Exercise goal: Extract all lines that hold the string "договоров".

Stored dataset items:
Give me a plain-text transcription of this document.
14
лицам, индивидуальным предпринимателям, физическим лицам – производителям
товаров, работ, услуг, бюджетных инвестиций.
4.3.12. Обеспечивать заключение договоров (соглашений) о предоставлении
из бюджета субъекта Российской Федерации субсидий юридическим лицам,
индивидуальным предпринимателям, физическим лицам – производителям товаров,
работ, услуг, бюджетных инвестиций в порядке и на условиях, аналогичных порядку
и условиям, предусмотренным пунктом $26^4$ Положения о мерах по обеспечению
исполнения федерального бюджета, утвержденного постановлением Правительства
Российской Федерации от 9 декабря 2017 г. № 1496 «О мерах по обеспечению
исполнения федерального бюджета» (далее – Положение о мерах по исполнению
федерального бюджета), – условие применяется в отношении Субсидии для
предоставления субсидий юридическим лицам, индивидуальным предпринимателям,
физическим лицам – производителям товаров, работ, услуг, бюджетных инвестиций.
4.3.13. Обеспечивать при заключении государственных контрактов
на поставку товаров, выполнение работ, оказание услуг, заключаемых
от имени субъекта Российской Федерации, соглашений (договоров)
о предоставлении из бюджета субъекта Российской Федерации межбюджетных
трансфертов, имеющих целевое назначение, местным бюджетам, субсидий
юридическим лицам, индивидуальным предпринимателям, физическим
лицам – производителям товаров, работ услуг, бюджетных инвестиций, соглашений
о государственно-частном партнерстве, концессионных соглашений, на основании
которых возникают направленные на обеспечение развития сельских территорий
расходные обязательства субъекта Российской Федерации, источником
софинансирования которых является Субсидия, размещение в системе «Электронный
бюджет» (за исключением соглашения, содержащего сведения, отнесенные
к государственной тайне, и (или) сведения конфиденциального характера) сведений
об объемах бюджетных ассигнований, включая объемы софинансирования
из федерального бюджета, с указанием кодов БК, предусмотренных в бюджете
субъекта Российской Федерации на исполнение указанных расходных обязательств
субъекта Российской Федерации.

Reply:
4.3.12. Обеспечивать заключение договоров (соглашений) о предоставлении
от имени субъекта Российской Федерации, соглашений (договоров)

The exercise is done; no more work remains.